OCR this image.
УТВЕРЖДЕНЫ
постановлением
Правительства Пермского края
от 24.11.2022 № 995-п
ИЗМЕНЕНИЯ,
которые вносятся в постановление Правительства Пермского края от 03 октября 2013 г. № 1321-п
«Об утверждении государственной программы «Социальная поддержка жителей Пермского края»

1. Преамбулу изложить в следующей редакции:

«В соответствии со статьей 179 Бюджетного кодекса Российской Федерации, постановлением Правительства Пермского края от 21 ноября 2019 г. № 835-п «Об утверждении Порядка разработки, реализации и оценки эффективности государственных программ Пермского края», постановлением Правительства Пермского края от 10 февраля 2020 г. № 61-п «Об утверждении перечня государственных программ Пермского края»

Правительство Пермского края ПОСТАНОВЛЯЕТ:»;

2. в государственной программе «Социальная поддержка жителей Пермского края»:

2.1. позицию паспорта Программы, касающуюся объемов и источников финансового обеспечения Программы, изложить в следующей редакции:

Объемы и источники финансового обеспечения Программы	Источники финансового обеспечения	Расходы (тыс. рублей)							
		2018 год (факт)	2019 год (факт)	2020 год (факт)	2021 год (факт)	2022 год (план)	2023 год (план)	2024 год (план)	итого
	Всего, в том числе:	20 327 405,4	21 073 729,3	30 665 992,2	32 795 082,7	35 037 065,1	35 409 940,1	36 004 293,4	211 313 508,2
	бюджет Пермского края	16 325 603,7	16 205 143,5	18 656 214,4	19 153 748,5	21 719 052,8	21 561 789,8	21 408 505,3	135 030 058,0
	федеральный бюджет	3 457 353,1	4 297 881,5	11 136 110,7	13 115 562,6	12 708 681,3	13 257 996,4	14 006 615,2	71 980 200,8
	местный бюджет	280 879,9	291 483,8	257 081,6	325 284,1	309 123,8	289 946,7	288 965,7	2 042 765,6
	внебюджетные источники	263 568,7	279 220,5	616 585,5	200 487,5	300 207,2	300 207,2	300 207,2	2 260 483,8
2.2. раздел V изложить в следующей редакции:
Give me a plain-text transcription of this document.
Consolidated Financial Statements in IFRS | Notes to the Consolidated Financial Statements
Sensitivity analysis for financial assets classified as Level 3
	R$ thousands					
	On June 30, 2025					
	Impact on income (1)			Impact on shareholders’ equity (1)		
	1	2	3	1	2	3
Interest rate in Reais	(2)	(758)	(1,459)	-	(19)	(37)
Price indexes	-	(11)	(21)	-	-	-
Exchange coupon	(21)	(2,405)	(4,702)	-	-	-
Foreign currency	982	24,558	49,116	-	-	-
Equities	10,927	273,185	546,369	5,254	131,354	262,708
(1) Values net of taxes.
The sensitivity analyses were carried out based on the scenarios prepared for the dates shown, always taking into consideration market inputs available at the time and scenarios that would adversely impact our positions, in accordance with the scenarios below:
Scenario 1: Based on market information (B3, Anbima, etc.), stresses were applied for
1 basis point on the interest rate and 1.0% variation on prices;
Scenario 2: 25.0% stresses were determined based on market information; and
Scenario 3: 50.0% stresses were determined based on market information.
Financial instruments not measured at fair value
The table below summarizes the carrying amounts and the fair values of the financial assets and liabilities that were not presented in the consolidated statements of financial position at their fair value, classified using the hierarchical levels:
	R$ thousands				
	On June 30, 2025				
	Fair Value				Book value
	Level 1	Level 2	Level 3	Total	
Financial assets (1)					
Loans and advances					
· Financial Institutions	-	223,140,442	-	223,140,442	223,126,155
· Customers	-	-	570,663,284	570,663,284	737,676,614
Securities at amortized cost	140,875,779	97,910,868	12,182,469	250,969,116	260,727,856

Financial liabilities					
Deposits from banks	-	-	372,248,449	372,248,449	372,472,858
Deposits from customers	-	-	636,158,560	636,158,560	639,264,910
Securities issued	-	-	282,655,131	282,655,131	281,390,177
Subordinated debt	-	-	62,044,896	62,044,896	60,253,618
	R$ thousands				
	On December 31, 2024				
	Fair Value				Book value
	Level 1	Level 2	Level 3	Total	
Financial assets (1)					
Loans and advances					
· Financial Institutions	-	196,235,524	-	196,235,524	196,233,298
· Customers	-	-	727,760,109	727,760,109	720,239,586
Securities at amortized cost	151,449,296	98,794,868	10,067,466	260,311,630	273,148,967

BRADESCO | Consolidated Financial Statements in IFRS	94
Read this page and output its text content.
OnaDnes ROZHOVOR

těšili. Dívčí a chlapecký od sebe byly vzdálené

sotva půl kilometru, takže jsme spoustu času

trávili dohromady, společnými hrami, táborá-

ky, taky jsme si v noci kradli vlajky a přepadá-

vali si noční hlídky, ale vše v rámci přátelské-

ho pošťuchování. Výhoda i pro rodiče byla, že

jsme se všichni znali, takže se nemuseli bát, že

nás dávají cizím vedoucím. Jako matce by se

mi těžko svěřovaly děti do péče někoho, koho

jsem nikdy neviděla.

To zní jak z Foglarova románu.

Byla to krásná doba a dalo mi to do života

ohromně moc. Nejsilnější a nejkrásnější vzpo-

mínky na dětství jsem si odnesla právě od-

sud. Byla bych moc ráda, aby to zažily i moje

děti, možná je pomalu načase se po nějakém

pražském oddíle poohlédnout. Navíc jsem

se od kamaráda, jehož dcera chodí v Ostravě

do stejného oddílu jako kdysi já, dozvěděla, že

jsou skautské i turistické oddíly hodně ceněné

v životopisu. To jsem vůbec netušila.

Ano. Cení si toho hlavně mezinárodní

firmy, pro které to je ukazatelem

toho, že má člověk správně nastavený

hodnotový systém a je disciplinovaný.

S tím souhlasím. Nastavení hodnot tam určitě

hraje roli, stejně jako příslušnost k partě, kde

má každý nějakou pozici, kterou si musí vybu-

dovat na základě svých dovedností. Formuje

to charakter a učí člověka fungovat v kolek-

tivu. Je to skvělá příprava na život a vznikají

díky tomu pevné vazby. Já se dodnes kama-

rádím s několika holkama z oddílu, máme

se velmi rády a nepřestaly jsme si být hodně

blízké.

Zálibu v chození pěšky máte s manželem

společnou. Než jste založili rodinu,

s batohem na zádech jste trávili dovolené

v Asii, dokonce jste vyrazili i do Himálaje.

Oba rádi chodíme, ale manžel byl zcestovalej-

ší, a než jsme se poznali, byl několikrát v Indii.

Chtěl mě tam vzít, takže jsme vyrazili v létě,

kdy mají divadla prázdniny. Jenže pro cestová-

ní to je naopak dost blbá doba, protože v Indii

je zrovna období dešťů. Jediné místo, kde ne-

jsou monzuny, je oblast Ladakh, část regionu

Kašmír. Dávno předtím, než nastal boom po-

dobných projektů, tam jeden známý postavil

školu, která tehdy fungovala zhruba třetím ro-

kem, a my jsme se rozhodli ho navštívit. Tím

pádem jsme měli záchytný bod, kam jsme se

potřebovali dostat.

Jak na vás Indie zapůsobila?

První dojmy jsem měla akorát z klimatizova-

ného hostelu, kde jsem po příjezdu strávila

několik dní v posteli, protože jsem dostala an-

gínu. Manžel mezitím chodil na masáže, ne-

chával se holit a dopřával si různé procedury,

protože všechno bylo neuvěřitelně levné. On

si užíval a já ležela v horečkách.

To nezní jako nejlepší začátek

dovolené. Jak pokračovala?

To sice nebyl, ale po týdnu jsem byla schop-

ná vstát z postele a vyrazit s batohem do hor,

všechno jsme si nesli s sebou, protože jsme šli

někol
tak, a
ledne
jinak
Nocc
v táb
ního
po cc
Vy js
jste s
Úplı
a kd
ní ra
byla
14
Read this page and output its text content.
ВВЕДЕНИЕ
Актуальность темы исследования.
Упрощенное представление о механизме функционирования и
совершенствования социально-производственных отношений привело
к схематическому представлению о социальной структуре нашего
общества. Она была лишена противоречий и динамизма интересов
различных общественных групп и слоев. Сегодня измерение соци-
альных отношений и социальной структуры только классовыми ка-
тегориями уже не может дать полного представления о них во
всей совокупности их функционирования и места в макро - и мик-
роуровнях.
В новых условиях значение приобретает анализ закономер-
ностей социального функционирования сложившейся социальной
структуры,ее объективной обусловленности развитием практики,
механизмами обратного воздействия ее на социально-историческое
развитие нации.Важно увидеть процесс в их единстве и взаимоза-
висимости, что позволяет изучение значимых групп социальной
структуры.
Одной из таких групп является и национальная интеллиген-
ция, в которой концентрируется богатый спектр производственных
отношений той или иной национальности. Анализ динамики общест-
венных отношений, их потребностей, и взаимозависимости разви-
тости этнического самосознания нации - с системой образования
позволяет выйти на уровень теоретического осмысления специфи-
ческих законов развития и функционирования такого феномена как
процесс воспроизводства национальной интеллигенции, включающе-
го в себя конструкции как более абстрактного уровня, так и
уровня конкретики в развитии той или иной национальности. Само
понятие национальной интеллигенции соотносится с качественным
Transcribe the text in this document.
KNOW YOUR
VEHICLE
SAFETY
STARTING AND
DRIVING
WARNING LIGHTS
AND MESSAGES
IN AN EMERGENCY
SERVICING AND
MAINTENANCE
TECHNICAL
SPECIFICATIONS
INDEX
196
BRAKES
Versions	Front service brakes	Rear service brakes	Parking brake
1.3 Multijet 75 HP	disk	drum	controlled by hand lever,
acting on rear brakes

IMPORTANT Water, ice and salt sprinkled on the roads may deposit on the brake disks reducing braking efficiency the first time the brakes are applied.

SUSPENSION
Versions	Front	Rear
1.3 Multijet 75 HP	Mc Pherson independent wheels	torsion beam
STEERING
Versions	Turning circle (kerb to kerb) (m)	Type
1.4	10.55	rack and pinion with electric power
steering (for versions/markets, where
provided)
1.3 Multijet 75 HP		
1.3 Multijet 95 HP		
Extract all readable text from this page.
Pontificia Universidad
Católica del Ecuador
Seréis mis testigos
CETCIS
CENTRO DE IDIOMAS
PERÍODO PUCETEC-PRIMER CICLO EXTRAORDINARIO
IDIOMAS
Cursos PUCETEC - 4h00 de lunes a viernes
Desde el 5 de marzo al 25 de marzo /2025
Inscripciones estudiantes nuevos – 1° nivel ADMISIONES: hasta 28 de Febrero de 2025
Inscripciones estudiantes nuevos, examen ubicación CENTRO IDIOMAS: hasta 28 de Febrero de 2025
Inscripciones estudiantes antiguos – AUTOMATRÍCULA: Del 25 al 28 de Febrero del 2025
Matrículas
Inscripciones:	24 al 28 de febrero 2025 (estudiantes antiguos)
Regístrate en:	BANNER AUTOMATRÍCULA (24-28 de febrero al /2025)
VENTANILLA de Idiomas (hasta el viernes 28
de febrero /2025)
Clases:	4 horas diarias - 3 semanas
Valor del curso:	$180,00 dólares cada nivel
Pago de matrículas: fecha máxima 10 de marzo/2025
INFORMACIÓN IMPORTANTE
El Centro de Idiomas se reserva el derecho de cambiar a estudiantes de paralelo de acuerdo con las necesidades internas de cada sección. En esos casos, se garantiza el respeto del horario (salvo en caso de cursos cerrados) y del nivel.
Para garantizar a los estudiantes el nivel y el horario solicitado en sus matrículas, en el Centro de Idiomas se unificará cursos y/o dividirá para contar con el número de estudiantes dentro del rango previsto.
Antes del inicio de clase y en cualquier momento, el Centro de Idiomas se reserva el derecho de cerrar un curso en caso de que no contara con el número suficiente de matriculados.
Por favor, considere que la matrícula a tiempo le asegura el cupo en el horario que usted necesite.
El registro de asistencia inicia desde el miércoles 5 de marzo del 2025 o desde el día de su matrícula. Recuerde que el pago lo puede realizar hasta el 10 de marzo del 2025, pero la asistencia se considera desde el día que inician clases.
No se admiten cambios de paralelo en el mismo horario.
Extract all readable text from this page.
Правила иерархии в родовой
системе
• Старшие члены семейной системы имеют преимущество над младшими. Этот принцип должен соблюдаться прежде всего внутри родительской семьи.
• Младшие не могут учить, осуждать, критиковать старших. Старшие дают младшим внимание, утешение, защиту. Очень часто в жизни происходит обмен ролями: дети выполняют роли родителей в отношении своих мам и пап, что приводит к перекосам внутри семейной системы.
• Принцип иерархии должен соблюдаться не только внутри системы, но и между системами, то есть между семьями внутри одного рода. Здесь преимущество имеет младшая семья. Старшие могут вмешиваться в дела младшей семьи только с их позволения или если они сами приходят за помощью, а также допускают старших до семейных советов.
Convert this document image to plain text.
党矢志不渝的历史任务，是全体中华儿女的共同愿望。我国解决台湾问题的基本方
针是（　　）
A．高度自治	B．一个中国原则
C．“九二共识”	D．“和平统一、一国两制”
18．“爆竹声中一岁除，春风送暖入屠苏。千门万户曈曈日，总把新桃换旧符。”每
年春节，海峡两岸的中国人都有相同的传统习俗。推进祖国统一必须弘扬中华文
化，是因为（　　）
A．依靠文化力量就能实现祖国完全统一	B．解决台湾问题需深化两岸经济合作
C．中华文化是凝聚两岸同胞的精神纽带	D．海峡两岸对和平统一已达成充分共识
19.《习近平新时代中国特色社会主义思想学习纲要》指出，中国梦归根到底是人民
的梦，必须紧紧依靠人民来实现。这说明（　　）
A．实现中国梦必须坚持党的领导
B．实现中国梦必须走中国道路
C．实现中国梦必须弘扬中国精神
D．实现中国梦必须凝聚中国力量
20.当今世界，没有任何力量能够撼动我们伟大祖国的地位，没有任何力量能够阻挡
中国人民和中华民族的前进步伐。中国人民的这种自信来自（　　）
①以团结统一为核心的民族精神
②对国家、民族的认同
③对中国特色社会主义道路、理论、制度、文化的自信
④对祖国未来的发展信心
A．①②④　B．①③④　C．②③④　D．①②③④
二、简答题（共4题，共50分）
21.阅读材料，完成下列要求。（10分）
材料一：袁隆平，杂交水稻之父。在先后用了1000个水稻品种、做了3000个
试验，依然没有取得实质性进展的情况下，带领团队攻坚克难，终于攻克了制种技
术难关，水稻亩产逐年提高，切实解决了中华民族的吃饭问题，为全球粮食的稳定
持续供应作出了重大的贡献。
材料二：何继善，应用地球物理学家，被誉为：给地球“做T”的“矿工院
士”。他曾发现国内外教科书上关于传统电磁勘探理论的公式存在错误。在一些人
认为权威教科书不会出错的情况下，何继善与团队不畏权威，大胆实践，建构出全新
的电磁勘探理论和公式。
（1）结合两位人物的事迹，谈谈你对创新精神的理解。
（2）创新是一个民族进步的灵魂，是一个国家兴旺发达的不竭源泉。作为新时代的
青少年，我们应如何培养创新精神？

__________

§ **REQUIRED TASK**: Each line that contains the word "производственных" counts toward the total; give only that total.

§ **OUTPUT OF THE TASK**: 2